(Dataset listings of figures)
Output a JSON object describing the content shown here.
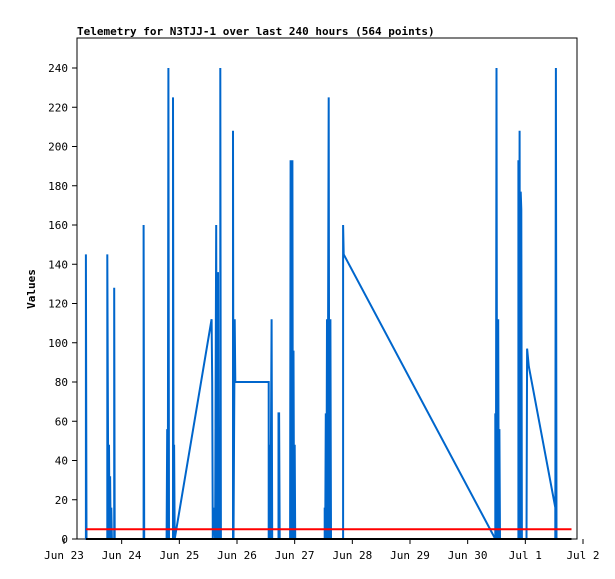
{
  "chart_data": {
    "type": "line",
    "title": "Telemetry for N3TJJ-1 over last 240 hours (564 points)",
    "xlabel": "",
    "ylabel": "Values",
    "xlim": [
      0,
      9
    ],
    "ylim": [
      0,
      255
    ],
    "x_ticks": [
      {
        "value": 0,
        "label": "Jun 23"
      },
      {
        "value": 1,
        "label": "Jun 24"
      },
      {
        "value": 2,
        "label": "Jun 25"
      },
      {
        "value": 3,
        "label": "Jun 26"
      },
      {
        "value": 4,
        "label": "Jun 27"
      },
      {
        "value": 5,
        "label": "Jun 28"
      },
      {
        "value": 6,
        "label": "Jun 29"
      },
      {
        "value": 7,
        "label": "Jun 30"
      },
      {
        "value": 8,
        "label": "Jul 1"
      },
      {
        "value": 9,
        "label": "Jul 2"
      }
    ],
    "y_ticks": [
      0,
      20,
      40,
      60,
      80,
      100,
      120,
      140,
      160,
      180,
      200,
      220,
      240
    ],
    "grid": false,
    "legend": "none",
    "series": [
      {
        "color": "#0066cc",
        "points": [
          [
            0.38,
            0
          ],
          [
            0.38,
            145
          ],
          [
            0.39,
            0
          ],
          [
            0.75,
            0
          ],
          [
            0.75,
            145
          ],
          [
            0.77,
            0
          ],
          [
            0.78,
            48
          ],
          [
            0.79,
            0
          ],
          [
            0.8,
            32
          ],
          [
            0.81,
            0
          ],
          [
            0.82,
            16
          ],
          [
            0.83,
            0
          ],
          [
            0.87,
            0
          ],
          [
            0.87,
            128
          ],
          [
            0.88,
            0
          ],
          [
            1.38,
            0
          ],
          [
            1.38,
            160
          ],
          [
            1.39,
            0
          ],
          [
            1.78,
            0
          ],
          [
            1.79,
            56
          ],
          [
            1.8,
            0
          ],
          [
            1.81,
            240
          ],
          [
            1.82,
            0
          ],
          [
            1.89,
            0
          ],
          [
            1.89,
            225
          ],
          [
            1.9,
            0
          ],
          [
            1.91,
            48
          ],
          [
            1.92,
            0
          ],
          [
            2.56,
            112
          ],
          [
            2.57,
            80
          ],
          [
            2.58,
            0
          ],
          [
            2.6,
            16
          ],
          [
            2.62,
            0
          ],
          [
            2.64,
            160
          ],
          [
            2.65,
            0
          ],
          [
            2.67,
            136
          ],
          [
            2.68,
            0
          ],
          [
            2.71,
            0
          ],
          [
            2.71,
            240
          ],
          [
            2.72,
            0
          ],
          [
            2.93,
            0
          ],
          [
            2.93,
            208
          ],
          [
            2.94,
            0
          ],
          [
            2.96,
            112
          ],
          [
            2.97,
            80
          ],
          [
            3.55,
            80
          ],
          [
            3.55,
            0
          ],
          [
            3.57,
            48
          ],
          [
            3.58,
            0
          ],
          [
            3.6,
            112
          ],
          [
            3.61,
            0
          ],
          [
            3.72,
            0
          ],
          [
            3.72,
            64
          ],
          [
            3.73,
            64
          ],
          [
            3.74,
            0
          ],
          [
            3.92,
            0
          ],
          [
            3.93,
            193
          ],
          [
            3.95,
            0
          ],
          [
            3.96,
            193
          ],
          [
            3.97,
            0
          ],
          [
            3.98,
            96
          ],
          [
            3.99,
            0
          ],
          [
            4.0,
            48
          ],
          [
            4.01,
            0
          ],
          [
            4.52,
            0
          ],
          [
            4.52,
            16
          ],
          [
            4.53,
            0
          ],
          [
            4.54,
            64
          ],
          [
            4.55,
            0
          ],
          [
            4.56,
            112
          ],
          [
            4.57,
            0
          ],
          [
            4.59,
            225
          ],
          [
            4.6,
            0
          ],
          [
            4.62,
            112
          ],
          [
            4.63,
            0
          ],
          [
            4.84,
            0
          ],
          [
            4.84,
            160
          ],
          [
            4.85,
            145
          ],
          [
            7.48,
            0
          ],
          [
            7.48,
            64
          ],
          [
            7.49,
            0
          ],
          [
            7.5,
            240
          ],
          [
            7.51,
            0
          ],
          [
            7.53,
            112
          ],
          [
            7.54,
            0
          ],
          [
            7.55,
            56
          ],
          [
            7.56,
            0
          ],
          [
            7.88,
            0
          ],
          [
            7.88,
            193
          ],
          [
            7.89,
            0
          ],
          [
            7.9,
            208
          ],
          [
            7.91,
            0
          ],
          [
            7.92,
            177
          ],
          [
            7.93,
            168
          ],
          [
            7.94,
            0
          ],
          [
            8.02,
            0
          ],
          [
            8.03,
            97
          ],
          [
            8.06,
            88
          ],
          [
            8.52,
            16
          ],
          [
            8.52,
            0
          ],
          [
            8.53,
            240
          ],
          [
            8.54,
            0
          ]
        ]
      },
      {
        "color": "#ff0000",
        "points": [
          [
            0.38,
            5
          ],
          [
            8.8,
            5
          ]
        ]
      },
      {
        "color": "#000000",
        "points": [
          [
            0.38,
            0
          ],
          [
            8.8,
            0
          ]
        ]
      }
    ]
  }
}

Job ::
Check each line above for the word "color" and copy the ones that have it.

Reply ::
        "color": "#0066cc",
        "color": "#ff0000",
        "color": "#000000",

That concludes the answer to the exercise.